■ **WHAT THIS TASK INVOLVES**
Pull every line holding the string "watermark" from the records below.

■ **Source records**
--- Start ---

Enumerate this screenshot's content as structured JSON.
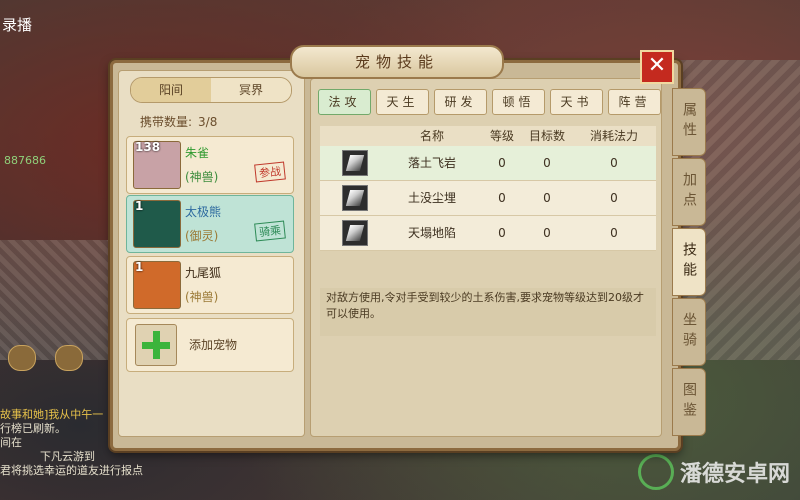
{
  "scene": {
    "top_left_text": "录播",
    "hp_text": "887686",
    "chat_lines": [
      {
        "text": "故事和她]我从中午一",
        "highlight": true
      },
      {
        "text": "行榜已刷新。",
        "highlight": false
      },
      {
        "text": "间在",
        "highlight": false
      },
      {
        "text": "下凡云游到",
        "highlight": false
      },
      {
        "text": "君将挑选幸运的道友进行报点",
        "highlight": false
      }
    ],
    "watermark": "潘德安卓网"
  },
  "dialog": {
    "title": "宠物技能",
    "close_label": "✕",
    "world_tabs": [
      "阳间",
      "冥界"
    ],
    "carry_label": "携带数量:",
    "carry_value": "3/8",
    "pets": [
      {
        "level": "138",
        "name": "朱雀",
        "type": "(神兽)",
        "stamp": "参战",
        "name_color": "#2f9a2f",
        "type_color": "#3c8c3c",
        "stamp_color": "#c0392b",
        "avatar_color": "#c8a2a6",
        "selected": false
      },
      {
        "level": "1",
        "name": "太极熊",
        "type": "(御灵)",
        "stamp": "骑乘",
        "name_color": "#2d6a9f",
        "type_color": "#9b7a36",
        "stamp_color": "#2e8b57",
        "avatar_color": "#1f5a4a",
        "selected": true
      },
      {
        "level": "1",
        "name": "九尾狐",
        "type": "(神兽)",
        "stamp": "",
        "name_color": "#3d2b16",
        "type_color": "#9b7a36",
        "stamp_color": "#000000",
        "avatar_color": "#d06a2a",
        "selected": false
      }
    ],
    "add_pet_label": "添加宠物",
    "skill_tabs": [
      "法攻",
      "天生",
      "研发",
      "顿悟",
      "天书",
      "阵营"
    ],
    "table_headers": [
      "名称",
      "等级",
      "目标数",
      "消耗法力"
    ],
    "skills": [
      {
        "name": "落土飞岩",
        "level": "0",
        "targets": "0",
        "mana": "0"
      },
      {
        "name": "土没尘埋",
        "level": "0",
        "targets": "0",
        "mana": "0"
      },
      {
        "name": "天塌地陷",
        "level": "0",
        "targets": "0",
        "mana": "0"
      }
    ],
    "description": "对敌方使用,令对手受到较少的土系伤害,要求宠物等级达到20级才可以使用。",
    "side_tabs": [
      "属性",
      "加点",
      "技能",
      "坐骑",
      "图鉴"
    ],
    "active_side_tab": "技能"
  }
}
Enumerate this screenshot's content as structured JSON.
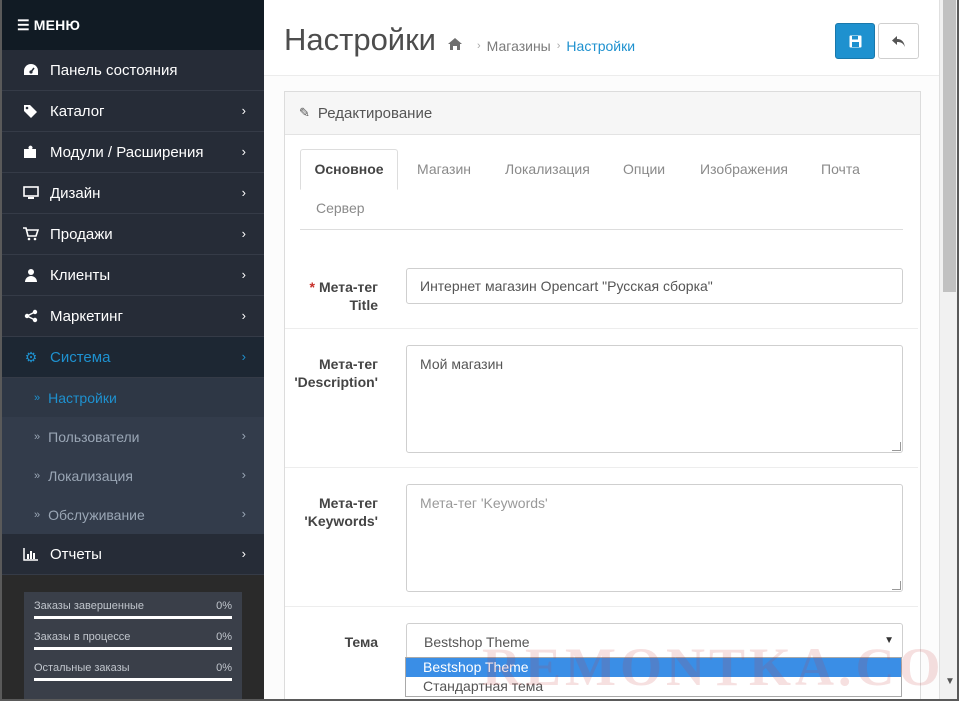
{
  "sidebar": {
    "menu_label": "МЕНЮ",
    "items": [
      {
        "label": "Панель состояния",
        "icon": "dashboard-icon"
      },
      {
        "label": "Каталог",
        "icon": "tags-icon"
      },
      {
        "label": "Модули / Расширения",
        "icon": "puzzle-icon"
      },
      {
        "label": "Дизайн",
        "icon": "monitor-icon"
      },
      {
        "label": "Продажи",
        "icon": "cart-icon"
      },
      {
        "label": "Клиенты",
        "icon": "user-icon"
      },
      {
        "label": "Маркетинг",
        "icon": "share-icon"
      },
      {
        "label": "Система",
        "icon": "gear-icon"
      }
    ],
    "subitems": [
      {
        "label": "Настройки"
      },
      {
        "label": "Пользователи"
      },
      {
        "label": "Локализация"
      },
      {
        "label": "Обслуживание"
      }
    ],
    "reports": {
      "label": "Отчеты",
      "icon": "bar-chart-icon"
    },
    "stats": [
      {
        "label": "Заказы завершенные",
        "value": "0%"
      },
      {
        "label": "Заказы в процессе",
        "value": "0%"
      },
      {
        "label": "Остальные заказы",
        "value": "0%"
      }
    ]
  },
  "header": {
    "title": "Настройки",
    "breadcrumbs": [
      "Магазины",
      "Настройки"
    ]
  },
  "panel": {
    "title": "Редактирование",
    "tabs": [
      "Основное",
      "Магазин",
      "Локализация",
      "Опции",
      "Изображения",
      "Почта",
      "Сервер"
    ]
  },
  "form": {
    "meta_title_label_1": "Мета-тег",
    "meta_title_label_2": "Title",
    "meta_title_value": "Интернет магазин Opencart \"Русская сборка\"",
    "meta_description_label_1": "Мета-тег",
    "meta_description_label_2": "'Description'",
    "meta_description_value": "Мой магазин",
    "meta_keywords_label_1": "Мета-тег",
    "meta_keywords_label_2": "'Keywords'",
    "meta_keywords_placeholder": "Мета-тег 'Keywords'",
    "theme_label": "Тема",
    "theme_value": "Bestshop Theme",
    "theme_options": [
      "Bestshop Theme",
      "Стандартная тема"
    ]
  },
  "watermark": "REMONTKA.COM",
  "colors": {
    "accent": "#1e91cf",
    "sidebar": "#262c37",
    "required": "#c72f29",
    "dropdown_selected": "#3a8ee6"
  }
}
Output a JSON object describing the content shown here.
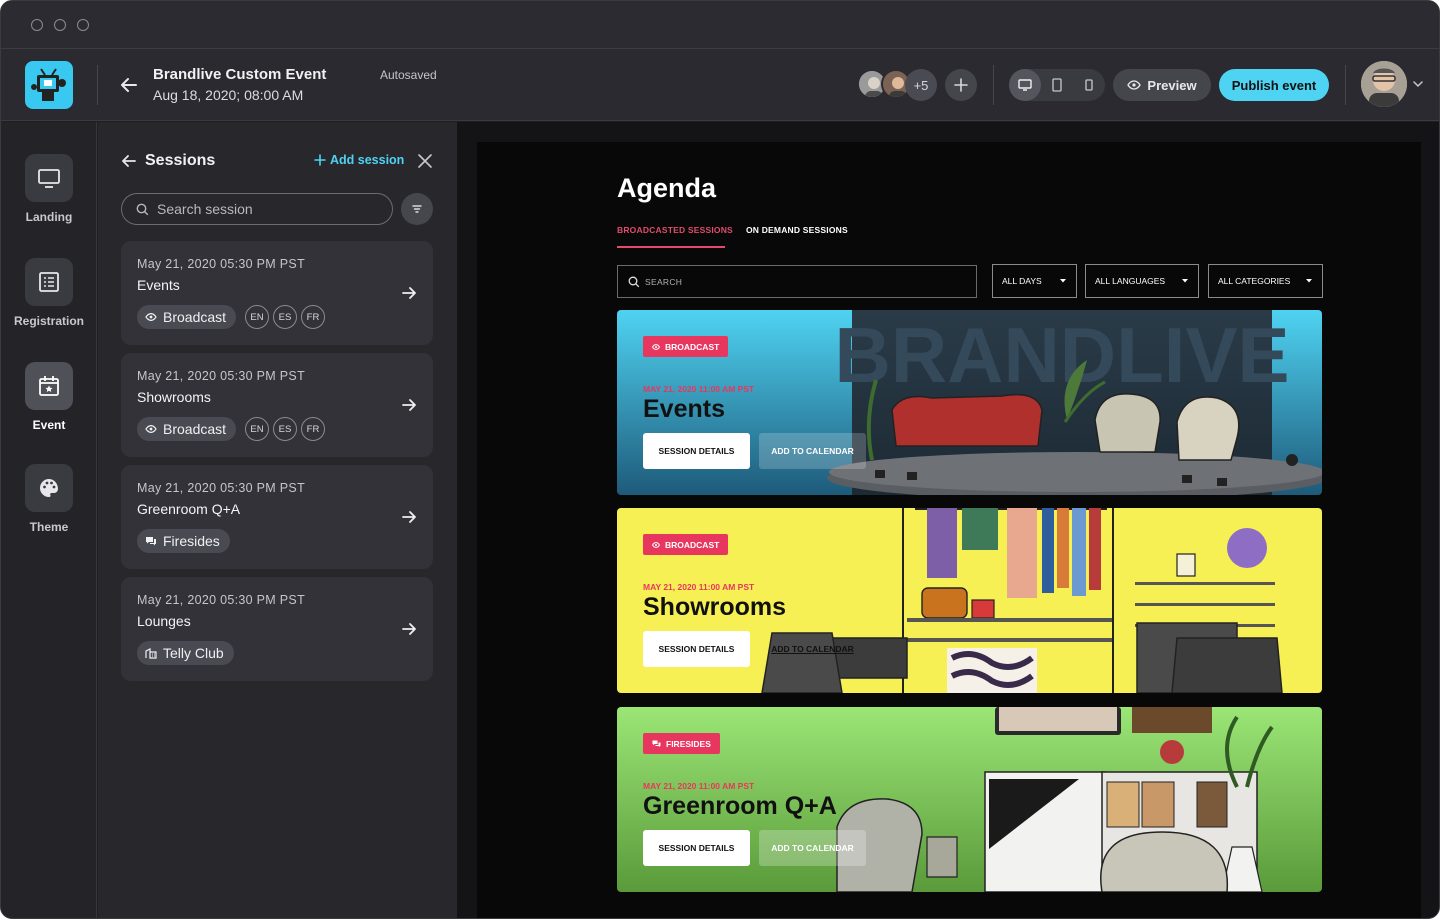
{
  "header": {
    "event_title": "Brandlive Custom Event",
    "event_date": "Aug 18, 2020; 08:00 AM",
    "autosave_status": "Autosaved",
    "collaborators_more": "+5",
    "preview_label": "Preview",
    "publish_label": "Publish event"
  },
  "nav": {
    "items": [
      {
        "label": "Landing",
        "icon": "monitor-icon"
      },
      {
        "label": "Registration",
        "icon": "list-icon"
      },
      {
        "label": "Event",
        "icon": "calendar-icon"
      },
      {
        "label": "Theme",
        "icon": "palette-icon"
      }
    ],
    "active": "Event"
  },
  "sessions_panel": {
    "title": "Sessions",
    "add_label": "Add session",
    "search_placeholder": "Search session",
    "sessions": [
      {
        "date": "May 21, 2020 05:30 PM PST",
        "name": "Events",
        "tag": "Broadcast",
        "tag_icon": "eye-icon",
        "languages": [
          "EN",
          "ES",
          "FR"
        ]
      },
      {
        "date": "May 21, 2020 05:30 PM PST",
        "name": "Showrooms",
        "tag": "Broadcast",
        "tag_icon": "eye-icon",
        "languages": [
          "EN",
          "ES",
          "FR"
        ]
      },
      {
        "date": "May 21, 2020 05:30 PM PST",
        "name": "Greenroom Q+A",
        "tag": "Firesides",
        "tag_icon": "chat-icon",
        "languages": []
      },
      {
        "date": "May 21, 2020 05:30 PM PST",
        "name": "Lounges",
        "tag": "Telly Club",
        "tag_icon": "building-icon",
        "languages": []
      }
    ]
  },
  "agenda": {
    "title": "Agenda",
    "tabs": [
      "BROADCASTED SESSIONS",
      "ON DEMAND SESSIONS"
    ],
    "active_tab": "BROADCASTED SESSIONS",
    "search_placeholder": "SEARCH",
    "filters": [
      "ALL DAYS",
      "ALL LANGUAGES",
      "ALL CATEGORIES"
    ],
    "cards": [
      {
        "tag": "BROADCAST",
        "date": "MAY 21, 2020 11:00 AM PST",
        "title": "Events",
        "details_label": "SESSION DETAILS",
        "calendar_label": "ADD TO CALENDAR",
        "backdrop_text": "BRANDLIVE",
        "theme_color": "#4fd3f2"
      },
      {
        "tag": "BROADCAST",
        "date": "MAY 21, 2020 11:00 AM PST",
        "title": "Showrooms",
        "details_label": "SESSION DETAILS",
        "calendar_label": "ADD TO CALENDAR",
        "theme_color": "#f6f055"
      },
      {
        "tag": "FIRESIDES",
        "date": "MAY 21, 2020 11:00 AM PST",
        "title": "Greenroom Q+A",
        "details_label": "SESSION DETAILS",
        "calendar_label": "ADD TO CALENDAR",
        "theme_color": "#8fe06a"
      }
    ]
  },
  "colors": {
    "accent": "#4fd3f2",
    "tag_red": "#e8375f",
    "bg": "#1f1f23"
  }
}
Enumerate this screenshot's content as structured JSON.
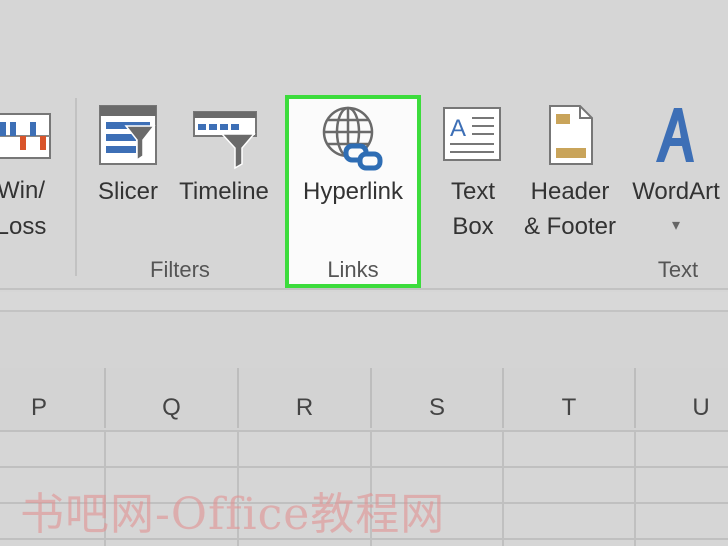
{
  "ribbon": {
    "winloss": {
      "line1": "Win/",
      "line2": "Loss"
    },
    "filters": {
      "slicer_label": "Slicer",
      "timeline_label": "Timeline",
      "group_label": "Filters"
    },
    "links": {
      "hyperlink_label": "Hyperlink",
      "group_label": "Links"
    },
    "text": {
      "textbox_line1": "Text",
      "textbox_line2": "Box",
      "header_line1": "Header",
      "header_line2": "& Footer",
      "wordart_label": "WordArt",
      "wordart_caret": "▾",
      "group_label": "Text"
    }
  },
  "columns": [
    "P",
    "Q",
    "R",
    "S",
    "T",
    "U"
  ],
  "watermark": "书吧网-Office教程网",
  "colors": {
    "highlight": "#3cdc3c",
    "accent_blue": "#3d6fb6",
    "sparkline_red": "#d9542a"
  }
}
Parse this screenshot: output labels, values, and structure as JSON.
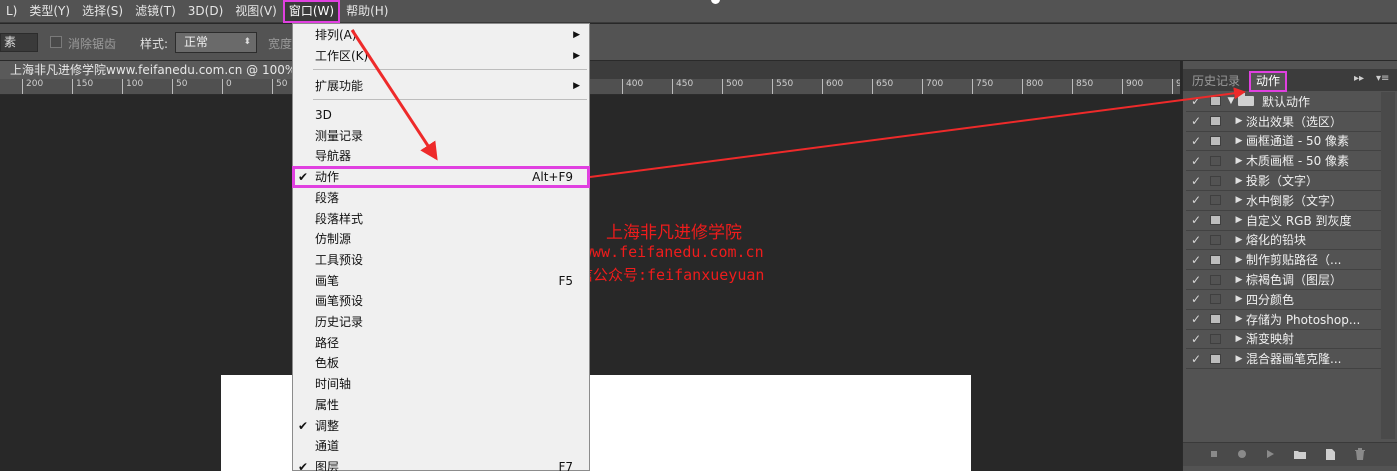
{
  "menubar": {
    "items": [
      {
        "label": "L)"
      },
      {
        "label": "类型(Y)"
      },
      {
        "label": "选择(S)"
      },
      {
        "label": "滤镜(T)"
      },
      {
        "label": "3D(D)"
      },
      {
        "label": "视图(V)"
      },
      {
        "label": "窗口(W)"
      },
      {
        "label": "帮助(H)"
      }
    ]
  },
  "options": {
    "feather_value": "素",
    "antialias_label": "消除锯齿",
    "style_label": "样式:",
    "style_value": "正常",
    "width_label": "宽度"
  },
  "document": {
    "tab_title": "上海非凡进修学院www.feifanedu.com.cn @ 100%(RGB/8)"
  },
  "ruler": {
    "ticks": [
      "200",
      "150",
      "100",
      "50",
      "0",
      "50",
      "400",
      "450",
      "500",
      "550",
      "600",
      "650",
      "700",
      "750",
      "800",
      "850",
      "900",
      "950",
      "1000",
      "1050",
      "1100"
    ]
  },
  "window_menu": {
    "items": [
      {
        "label": "排列(A)",
        "submenu": true
      },
      {
        "label": "工作区(K)",
        "submenu": true
      },
      {
        "label": "扩展功能",
        "submenu": true
      },
      {
        "label": "3D"
      },
      {
        "label": "测量记录"
      },
      {
        "label": "导航器"
      },
      {
        "label": "动作",
        "shortcut": "Alt+F9",
        "checked": true
      },
      {
        "label": "段落"
      },
      {
        "label": "段落样式"
      },
      {
        "label": "仿制源"
      },
      {
        "label": "工具预设"
      },
      {
        "label": "画笔",
        "shortcut": "F5"
      },
      {
        "label": "画笔预设"
      },
      {
        "label": "历史记录"
      },
      {
        "label": "路径"
      },
      {
        "label": "色板"
      },
      {
        "label": "时间轴"
      },
      {
        "label": "属性"
      },
      {
        "label": "调整",
        "checked": true
      },
      {
        "label": "通道"
      },
      {
        "label": "图层",
        "shortcut": "F7",
        "checked": true
      }
    ]
  },
  "watermark": {
    "line1": "上海非凡进修学院",
    "line2": "www.feifanedu.com.cn",
    "line3": "微信公众号:feifanxueyuan"
  },
  "panel": {
    "tab_history": "历史记录",
    "tab_actions": "动作",
    "check_glyph": "✓",
    "actions": [
      {
        "name": "默认动作",
        "dialog": true
      },
      {
        "name": "淡出效果（选区）",
        "dialog": true
      },
      {
        "name": "画框通道 - 50 像素",
        "dialog": true
      },
      {
        "name": "木质画框 - 50 像素",
        "dialog": false
      },
      {
        "name": "投影（文字）",
        "dialog": false
      },
      {
        "name": "水中倒影（文字）",
        "dialog": false
      },
      {
        "name": "自定义 RGB 到灰度",
        "dialog": true
      },
      {
        "name": "熔化的铅块",
        "dialog": false
      },
      {
        "name": "制作剪贴路径（...",
        "dialog": true
      },
      {
        "name": "棕褐色调（图层）",
        "dialog": false
      },
      {
        "name": "四分颜色",
        "dialog": false
      },
      {
        "name": "存储为 Photoshop...",
        "dialog": true
      },
      {
        "name": "渐变映射",
        "dialog": false
      },
      {
        "name": "混合器画笔克隆...",
        "dialog": true
      }
    ]
  },
  "colors": {
    "highlight": "#e040e0",
    "arrow": "#ee2a2a",
    "watermark": "#ee1c1c"
  }
}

--- End ---

■ **RESULT FOR THIS TASK**
    "watermark": "潘德安卓网"
  "watermark": "REMONTKA.COM",
  "watermark": "书吧网-Office教程网",
  "watermark": {
    "watermark": "#ee1c1c"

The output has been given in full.